What to do: Look through the data and write out every line with the word "isto" in it.

Stored records:

:::

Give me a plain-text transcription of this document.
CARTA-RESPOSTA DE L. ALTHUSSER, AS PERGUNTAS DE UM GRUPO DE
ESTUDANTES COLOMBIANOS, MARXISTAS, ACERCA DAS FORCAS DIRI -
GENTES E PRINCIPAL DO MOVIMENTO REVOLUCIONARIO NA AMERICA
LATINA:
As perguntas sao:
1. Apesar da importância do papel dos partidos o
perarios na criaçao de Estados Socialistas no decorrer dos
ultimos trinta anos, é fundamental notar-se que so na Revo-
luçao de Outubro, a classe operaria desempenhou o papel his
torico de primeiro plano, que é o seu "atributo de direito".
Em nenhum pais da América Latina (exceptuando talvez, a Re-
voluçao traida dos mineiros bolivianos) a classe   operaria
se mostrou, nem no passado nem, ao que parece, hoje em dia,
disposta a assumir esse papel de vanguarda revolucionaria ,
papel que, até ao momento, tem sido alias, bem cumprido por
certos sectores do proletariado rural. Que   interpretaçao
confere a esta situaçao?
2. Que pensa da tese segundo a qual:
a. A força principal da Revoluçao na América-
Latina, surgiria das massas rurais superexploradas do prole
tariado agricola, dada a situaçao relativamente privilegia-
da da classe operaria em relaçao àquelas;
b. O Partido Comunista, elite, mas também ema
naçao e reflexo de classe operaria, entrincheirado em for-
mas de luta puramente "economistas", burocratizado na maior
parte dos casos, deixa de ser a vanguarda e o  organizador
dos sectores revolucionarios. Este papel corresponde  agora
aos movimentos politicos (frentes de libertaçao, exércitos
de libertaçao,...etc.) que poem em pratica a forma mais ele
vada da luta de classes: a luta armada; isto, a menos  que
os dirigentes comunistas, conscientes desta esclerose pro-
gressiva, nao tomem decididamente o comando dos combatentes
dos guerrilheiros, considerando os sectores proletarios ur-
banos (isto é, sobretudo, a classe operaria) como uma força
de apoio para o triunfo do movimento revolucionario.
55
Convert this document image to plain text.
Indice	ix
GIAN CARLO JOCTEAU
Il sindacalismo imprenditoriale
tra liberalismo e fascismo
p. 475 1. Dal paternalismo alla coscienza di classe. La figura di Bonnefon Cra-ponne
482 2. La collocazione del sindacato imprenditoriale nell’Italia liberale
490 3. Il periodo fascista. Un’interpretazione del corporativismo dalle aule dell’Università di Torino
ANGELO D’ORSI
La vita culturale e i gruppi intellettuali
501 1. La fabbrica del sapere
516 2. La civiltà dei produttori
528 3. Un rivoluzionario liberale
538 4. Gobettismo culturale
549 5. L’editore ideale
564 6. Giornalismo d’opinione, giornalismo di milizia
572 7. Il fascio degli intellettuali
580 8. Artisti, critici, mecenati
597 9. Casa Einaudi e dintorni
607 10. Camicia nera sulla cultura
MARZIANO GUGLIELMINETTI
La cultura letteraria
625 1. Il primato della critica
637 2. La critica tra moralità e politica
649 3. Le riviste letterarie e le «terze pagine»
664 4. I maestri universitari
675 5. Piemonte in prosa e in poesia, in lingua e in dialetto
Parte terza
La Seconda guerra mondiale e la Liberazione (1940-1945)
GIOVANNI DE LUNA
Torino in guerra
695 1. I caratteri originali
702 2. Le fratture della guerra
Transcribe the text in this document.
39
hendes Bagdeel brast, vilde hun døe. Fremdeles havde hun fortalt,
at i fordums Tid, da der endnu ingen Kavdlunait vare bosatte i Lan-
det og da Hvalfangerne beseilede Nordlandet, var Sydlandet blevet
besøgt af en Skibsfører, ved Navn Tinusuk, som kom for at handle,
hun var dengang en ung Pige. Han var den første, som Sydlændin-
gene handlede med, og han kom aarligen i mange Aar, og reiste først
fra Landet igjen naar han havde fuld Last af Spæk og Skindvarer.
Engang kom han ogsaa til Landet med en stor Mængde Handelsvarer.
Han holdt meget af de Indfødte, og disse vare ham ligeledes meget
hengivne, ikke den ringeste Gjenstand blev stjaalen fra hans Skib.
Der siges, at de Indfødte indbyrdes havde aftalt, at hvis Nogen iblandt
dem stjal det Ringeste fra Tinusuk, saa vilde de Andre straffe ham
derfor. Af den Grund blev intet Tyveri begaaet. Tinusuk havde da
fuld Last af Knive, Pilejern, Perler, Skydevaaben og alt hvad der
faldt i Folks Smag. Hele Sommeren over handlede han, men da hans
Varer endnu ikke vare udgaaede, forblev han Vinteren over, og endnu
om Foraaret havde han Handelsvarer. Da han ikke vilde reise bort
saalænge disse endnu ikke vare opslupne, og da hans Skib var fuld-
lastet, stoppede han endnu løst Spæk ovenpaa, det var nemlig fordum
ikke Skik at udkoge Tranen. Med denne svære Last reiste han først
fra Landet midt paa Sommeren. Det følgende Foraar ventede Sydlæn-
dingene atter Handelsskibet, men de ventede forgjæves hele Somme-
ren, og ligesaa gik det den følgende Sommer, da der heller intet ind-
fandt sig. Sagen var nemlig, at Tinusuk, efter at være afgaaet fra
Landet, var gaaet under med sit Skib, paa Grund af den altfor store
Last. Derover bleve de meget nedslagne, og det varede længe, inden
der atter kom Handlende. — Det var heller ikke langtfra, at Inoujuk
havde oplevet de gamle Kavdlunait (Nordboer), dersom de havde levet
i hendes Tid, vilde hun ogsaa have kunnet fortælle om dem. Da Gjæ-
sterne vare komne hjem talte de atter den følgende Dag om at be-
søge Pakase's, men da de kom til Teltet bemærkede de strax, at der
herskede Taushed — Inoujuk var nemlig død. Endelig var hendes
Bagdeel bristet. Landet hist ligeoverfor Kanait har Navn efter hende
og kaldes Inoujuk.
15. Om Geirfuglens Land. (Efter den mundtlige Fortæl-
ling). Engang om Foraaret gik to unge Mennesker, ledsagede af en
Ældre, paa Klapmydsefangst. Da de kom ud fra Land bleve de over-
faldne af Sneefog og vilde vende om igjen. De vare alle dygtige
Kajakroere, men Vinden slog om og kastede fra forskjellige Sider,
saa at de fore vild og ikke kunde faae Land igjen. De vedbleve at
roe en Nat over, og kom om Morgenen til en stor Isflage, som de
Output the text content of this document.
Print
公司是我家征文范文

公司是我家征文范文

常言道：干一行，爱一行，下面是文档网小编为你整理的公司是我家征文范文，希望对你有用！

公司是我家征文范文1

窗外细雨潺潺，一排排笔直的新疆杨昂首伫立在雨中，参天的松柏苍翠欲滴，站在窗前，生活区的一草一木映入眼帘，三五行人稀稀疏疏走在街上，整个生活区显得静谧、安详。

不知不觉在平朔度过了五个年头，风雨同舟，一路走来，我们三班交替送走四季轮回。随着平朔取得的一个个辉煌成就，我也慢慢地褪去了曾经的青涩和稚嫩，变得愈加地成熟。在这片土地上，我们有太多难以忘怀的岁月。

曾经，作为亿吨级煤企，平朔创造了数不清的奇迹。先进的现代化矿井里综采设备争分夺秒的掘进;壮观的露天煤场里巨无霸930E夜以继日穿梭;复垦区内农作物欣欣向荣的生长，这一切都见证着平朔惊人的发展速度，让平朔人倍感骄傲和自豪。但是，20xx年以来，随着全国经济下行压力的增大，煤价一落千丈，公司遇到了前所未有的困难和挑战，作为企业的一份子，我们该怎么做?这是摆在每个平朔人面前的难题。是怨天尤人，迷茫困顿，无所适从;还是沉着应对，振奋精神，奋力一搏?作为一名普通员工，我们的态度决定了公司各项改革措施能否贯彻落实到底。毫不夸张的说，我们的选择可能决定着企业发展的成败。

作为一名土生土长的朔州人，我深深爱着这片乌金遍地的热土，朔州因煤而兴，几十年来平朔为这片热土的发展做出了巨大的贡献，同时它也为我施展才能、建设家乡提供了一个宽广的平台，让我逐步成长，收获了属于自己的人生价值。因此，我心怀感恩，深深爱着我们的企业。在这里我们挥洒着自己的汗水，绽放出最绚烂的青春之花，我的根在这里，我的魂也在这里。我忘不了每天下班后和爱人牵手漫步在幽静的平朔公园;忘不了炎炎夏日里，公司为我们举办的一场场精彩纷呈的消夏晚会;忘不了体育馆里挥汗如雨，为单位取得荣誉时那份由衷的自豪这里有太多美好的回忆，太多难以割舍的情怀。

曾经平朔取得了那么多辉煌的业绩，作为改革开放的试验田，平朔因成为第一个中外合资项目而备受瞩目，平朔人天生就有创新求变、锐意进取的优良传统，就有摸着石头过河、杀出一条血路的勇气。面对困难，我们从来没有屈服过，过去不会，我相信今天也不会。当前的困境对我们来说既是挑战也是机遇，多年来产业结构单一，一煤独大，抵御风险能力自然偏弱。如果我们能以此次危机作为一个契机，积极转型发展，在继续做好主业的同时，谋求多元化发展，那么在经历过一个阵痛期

:::

Result of this exercise:
vada da luta de classes: a luta armada; isto, a menos  que
banos (isto é, sobretudo, a classe operaria) como uma força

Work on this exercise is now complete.